— Description of the task —
Reproduce the records below word for word, keeping every line in its original order.

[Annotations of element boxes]
* START *
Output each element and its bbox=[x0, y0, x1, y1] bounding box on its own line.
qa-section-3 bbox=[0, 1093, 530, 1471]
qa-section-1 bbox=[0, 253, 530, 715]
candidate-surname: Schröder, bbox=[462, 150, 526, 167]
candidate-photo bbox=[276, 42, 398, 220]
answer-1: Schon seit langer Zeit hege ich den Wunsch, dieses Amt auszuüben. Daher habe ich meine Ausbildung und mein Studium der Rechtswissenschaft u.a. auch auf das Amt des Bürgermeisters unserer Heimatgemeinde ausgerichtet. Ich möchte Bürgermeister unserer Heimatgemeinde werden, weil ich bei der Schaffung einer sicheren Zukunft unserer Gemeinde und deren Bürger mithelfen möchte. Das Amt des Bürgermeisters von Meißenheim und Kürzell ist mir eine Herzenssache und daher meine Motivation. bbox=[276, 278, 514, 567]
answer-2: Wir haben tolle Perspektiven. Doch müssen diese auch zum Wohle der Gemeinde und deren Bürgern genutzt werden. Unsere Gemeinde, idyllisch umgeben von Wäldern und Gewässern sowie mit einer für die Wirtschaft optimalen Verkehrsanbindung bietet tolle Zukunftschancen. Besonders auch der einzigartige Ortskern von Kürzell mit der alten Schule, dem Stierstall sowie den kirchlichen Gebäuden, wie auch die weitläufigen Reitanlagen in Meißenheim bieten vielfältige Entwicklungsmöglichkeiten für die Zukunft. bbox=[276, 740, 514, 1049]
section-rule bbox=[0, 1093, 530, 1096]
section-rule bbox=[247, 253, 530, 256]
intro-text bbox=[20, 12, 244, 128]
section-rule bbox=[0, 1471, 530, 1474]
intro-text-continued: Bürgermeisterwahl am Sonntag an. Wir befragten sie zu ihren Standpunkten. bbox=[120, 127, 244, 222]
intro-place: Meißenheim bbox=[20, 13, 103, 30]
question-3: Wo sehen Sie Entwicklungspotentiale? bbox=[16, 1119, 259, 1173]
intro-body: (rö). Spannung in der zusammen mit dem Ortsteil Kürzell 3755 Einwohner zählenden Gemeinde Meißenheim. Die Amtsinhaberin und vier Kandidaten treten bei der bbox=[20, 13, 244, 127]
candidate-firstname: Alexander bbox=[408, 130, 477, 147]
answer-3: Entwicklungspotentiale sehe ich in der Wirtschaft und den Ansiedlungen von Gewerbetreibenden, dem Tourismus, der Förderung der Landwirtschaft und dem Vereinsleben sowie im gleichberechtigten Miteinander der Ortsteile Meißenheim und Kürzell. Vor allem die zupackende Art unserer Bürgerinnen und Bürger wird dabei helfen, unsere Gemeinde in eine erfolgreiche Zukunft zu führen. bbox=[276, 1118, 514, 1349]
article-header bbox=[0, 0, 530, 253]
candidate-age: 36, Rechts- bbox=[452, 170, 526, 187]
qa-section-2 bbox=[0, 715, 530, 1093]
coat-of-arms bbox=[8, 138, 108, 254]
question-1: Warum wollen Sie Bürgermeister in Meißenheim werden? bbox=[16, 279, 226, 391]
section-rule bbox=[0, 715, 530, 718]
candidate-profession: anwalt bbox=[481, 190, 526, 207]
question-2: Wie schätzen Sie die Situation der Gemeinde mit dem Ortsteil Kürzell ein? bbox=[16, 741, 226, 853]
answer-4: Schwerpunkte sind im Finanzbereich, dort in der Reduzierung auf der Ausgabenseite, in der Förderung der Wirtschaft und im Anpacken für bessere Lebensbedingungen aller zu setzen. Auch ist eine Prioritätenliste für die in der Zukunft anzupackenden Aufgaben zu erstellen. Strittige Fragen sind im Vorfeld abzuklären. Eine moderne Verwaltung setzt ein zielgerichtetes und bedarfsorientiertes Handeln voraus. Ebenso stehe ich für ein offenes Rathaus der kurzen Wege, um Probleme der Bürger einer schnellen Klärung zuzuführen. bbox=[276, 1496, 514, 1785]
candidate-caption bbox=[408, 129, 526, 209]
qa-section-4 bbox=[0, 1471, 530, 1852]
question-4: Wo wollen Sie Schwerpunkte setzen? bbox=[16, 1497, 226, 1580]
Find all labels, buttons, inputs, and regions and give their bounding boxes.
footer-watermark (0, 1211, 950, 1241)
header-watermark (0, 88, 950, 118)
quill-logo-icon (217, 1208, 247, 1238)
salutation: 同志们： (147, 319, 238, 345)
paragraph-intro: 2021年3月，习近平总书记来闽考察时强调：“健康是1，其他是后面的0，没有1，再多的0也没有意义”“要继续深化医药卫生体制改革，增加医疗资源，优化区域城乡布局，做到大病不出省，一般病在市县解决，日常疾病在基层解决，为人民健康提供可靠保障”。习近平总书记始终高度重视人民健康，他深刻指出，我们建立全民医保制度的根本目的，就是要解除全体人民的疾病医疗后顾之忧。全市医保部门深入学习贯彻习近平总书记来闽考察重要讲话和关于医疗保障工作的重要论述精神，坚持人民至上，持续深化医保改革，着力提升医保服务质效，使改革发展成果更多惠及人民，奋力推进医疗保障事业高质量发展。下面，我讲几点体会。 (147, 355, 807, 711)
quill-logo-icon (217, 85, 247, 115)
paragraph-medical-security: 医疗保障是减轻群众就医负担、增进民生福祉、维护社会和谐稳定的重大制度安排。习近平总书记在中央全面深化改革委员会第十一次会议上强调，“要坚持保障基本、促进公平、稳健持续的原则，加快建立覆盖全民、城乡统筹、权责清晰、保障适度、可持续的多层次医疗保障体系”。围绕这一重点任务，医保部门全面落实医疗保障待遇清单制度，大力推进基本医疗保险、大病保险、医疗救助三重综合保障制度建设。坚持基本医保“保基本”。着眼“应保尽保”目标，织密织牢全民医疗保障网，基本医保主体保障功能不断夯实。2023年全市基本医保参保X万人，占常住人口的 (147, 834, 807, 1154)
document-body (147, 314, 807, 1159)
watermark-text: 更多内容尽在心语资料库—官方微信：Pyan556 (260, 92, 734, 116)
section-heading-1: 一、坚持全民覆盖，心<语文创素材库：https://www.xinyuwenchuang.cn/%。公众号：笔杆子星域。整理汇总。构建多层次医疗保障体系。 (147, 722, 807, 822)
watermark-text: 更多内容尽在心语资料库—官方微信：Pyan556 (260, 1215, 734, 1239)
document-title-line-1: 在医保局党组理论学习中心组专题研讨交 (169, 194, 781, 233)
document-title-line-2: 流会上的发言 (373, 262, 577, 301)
* END *
— Solution below —
Output each element and its bbox=[x0, y0, x1, y1] bounding box on its own line.
qa-section-3 bbox=[0, 1093, 530, 1471]
qa-section-1 bbox=[0, 253, 530, 715]
candidate-surname: Schröder, bbox=[462, 150, 526, 167]
candidate-photo bbox=[276, 42, 398, 220]
answer-1: Schon seit langer Zeit hege ich den Wunsch, dieses Amt auszuüben. Daher habe ich meine Ausbildung und mein Studium der Rechtswissenschaft u.a. auch auf das Amt des Bürgermeisters unserer Heimatgemeinde ausgerichtet. Ich möchte Bürgermeister unserer Heimatgemeinde werden, weil ich bei der Schaffung einer sicheren Zukunft unserer Gemeinde und deren Bürger mithelfen möchte. Das Amt des Bürgermeisters von Meißenheim und Kürzell ist mir eine Herzenssache und daher meine Motivation. bbox=[276, 278, 514, 567]
answer-2: Wir haben tolle Perspektiven. Doch müssen diese auch zum Wohle der Gemeinde und deren Bürgern genutzt werden. Unsere Gemeinde, idyllisch umgeben von Wäldern und Gewässern sowie mit einer für die Wirtschaft optimalen Verkehrsanbindung bietet tolle Zukunftschancen. Besonders auch der einzigartige Ortskern von Kürzell mit der alten Schule, dem Stierstall sowie den kirchlichen Gebäuden, wie auch die weitläufigen Reitanlagen in Meißenheim bieten vielfältige Entwicklungsmöglichkeiten für die Zukunft. bbox=[276, 740, 514, 1049]
section-rule bbox=[0, 1093, 530, 1096]
section-rule bbox=[247, 253, 530, 256]
intro-text bbox=[20, 12, 244, 128]
section-rule bbox=[0, 1471, 530, 1474]
intro-text-continued: Bürgermeisterwahl am Sonntag an. Wir befragten sie zu ihren Standpunkten. bbox=[120, 127, 244, 222]
intro-place: Meißenheim bbox=[20, 13, 103, 30]
question-3: Wo sehen Sie Entwicklungspotentiale? bbox=[16, 1119, 259, 1173]
intro-body: (rö). Spannung in der zusammen mit dem Ortsteil Kürzell 3755 Einwohner zählenden Gemeinde Meißenheim. Die Amtsinhaberin und vier Kandidaten treten bei der bbox=[20, 13, 244, 127]
candidate-firstname: Alexander bbox=[408, 130, 477, 147]
answer-3: Entwicklungspotentiale sehe ich in der Wirtschaft und den Ansiedlungen von Gewerbetreibenden, dem Tourismus, der Förderung der Landwirtschaft und dem Vereinsleben sowie im gleichberechtigten Miteinander der Ortsteile Meißenheim und Kürzell. Vor allem die zupackende Art unserer Bürgerinnen und Bürger wird dabei helfen, unsere Gemeinde in eine erfolgreiche Zukunft zu führen. bbox=[276, 1118, 514, 1349]
article-header bbox=[0, 0, 530, 253]
candidate-age: 36, Rechts- bbox=[452, 170, 526, 187]
qa-section-2 bbox=[0, 715, 530, 1093]
coat-of-arms bbox=[8, 138, 108, 254]
question-1: Warum wollen Sie Bürgermeister in Meißenheim werden? bbox=[16, 279, 226, 391]
section-rule bbox=[0, 715, 530, 718]
candidate-profession: anwalt bbox=[481, 190, 526, 207]
question-2: Wie schätzen Sie die Situation der Gemeinde mit dem Ortsteil Kürzell ein? bbox=[16, 741, 226, 853]
answer-4: Schwerpunkte sind im Finanzbereich, dort in der Reduzierung auf der Ausgabenseite, in der Förderung der Wirtschaft und im Anpacken für bessere Lebensbedingungen aller zu setzen. Auch ist eine Prioritätenliste für die in der Zukunft anzupackenden Aufgaben zu erstellen. Strittige Fragen sind im Vorfeld abzuklären. Eine moderne Verwaltung setzt ein zielgerichtetes und bedarfsorientiertes Handeln voraus. Ebenso stehe ich für ein offenes Rathaus der kurzen Wege, um Probleme der Bürger einer schnellen Klärung zuzuführen. bbox=[276, 1496, 514, 1785]
candidate-caption bbox=[408, 129, 526, 209]
qa-section-4 bbox=[0, 1471, 530, 1852]
question-4: Wo wollen Sie Schwerpunkte setzen? bbox=[16, 1497, 226, 1580]
Find all labels, buttons, inputs, and regions and give their bounding boxes.
footer-watermark (0, 1211, 950, 1241)
header-watermark (0, 88, 950, 118)
quill-logo-icon (217, 1208, 247, 1238)
salutation: 同志们： (147, 319, 238, 345)
paragraph-intro: 2021年3月，习近平总书记来闽考察时强调：“健康是1，其他是后面的0，没有1，再多的0也没有意义”“要继续深化医药卫生体制改革，增加医疗资源，优化区域城乡布局，做到大病不出省，一般病在市县解决，日常疾病在基层解决，为人民健康提供可靠保障”。习近平总书记始终高度重视人民健康，他深刻指出，我们建立全民医保制度的根本目的，就是要解除全体人民的疾病医疗后顾之忧。全市医保部门深入学习贯彻习近平总书记来闽考察重要讲话和关于医疗保障工作的重要论述精神，坚持人民至上，持续深化医保改革，着力提升医保服务质效，使改革发展成果更多惠及人民，奋力推进医疗保障事业高质量发展。下面，我讲几点体会。 (147, 355, 807, 711)
quill-logo-icon (217, 85, 247, 115)
paragraph-medical-security: 医疗保障是减轻群众就医负担、增进民生福祉、维护社会和谐稳定的重大制度安排。习近平总书记在中央全面深化改革委员会第十一次会议上强调，“要坚持保障基本、促进公平、稳健持续的原则，加快建立覆盖全民、城乡统筹、权责清晰、保障适度、可持续的多层次医疗保障体系”。围绕这一重点任务，医保部门全面落实医疗保障待遇清单制度，大力推进基本医疗保险、大病保险、医疗救助三重综合保障制度建设。坚持基本医保“保基本”。着眼“应保尽保”目标，织密织牢全民医疗保障网，基本医保主体保障功能不断夯实。2023年全市基本医保参保X万人，占常住人口的 (147, 834, 807, 1154)
document-body (147, 314, 807, 1159)
watermark-text: 更多内容尽在心语资料库—官方微信：Pyan556 (260, 92, 734, 116)
section-heading-1: 一、坚持全民覆盖，心<语文创素材库：https://www.xinyuwenchuang.cn/%。公众号：笔杆子星域。整理汇总。构建多层次医疗保障体系。 (147, 722, 807, 822)
watermark-text: 更多内容尽在心语资料库—官方微信：Pyan556 (260, 1215, 734, 1239)
document-title-line-1: 在医保局党组理论学习中心组专题研讨交 (169, 194, 781, 233)
document-title-line-2: 流会上的发言 (373, 262, 577, 301)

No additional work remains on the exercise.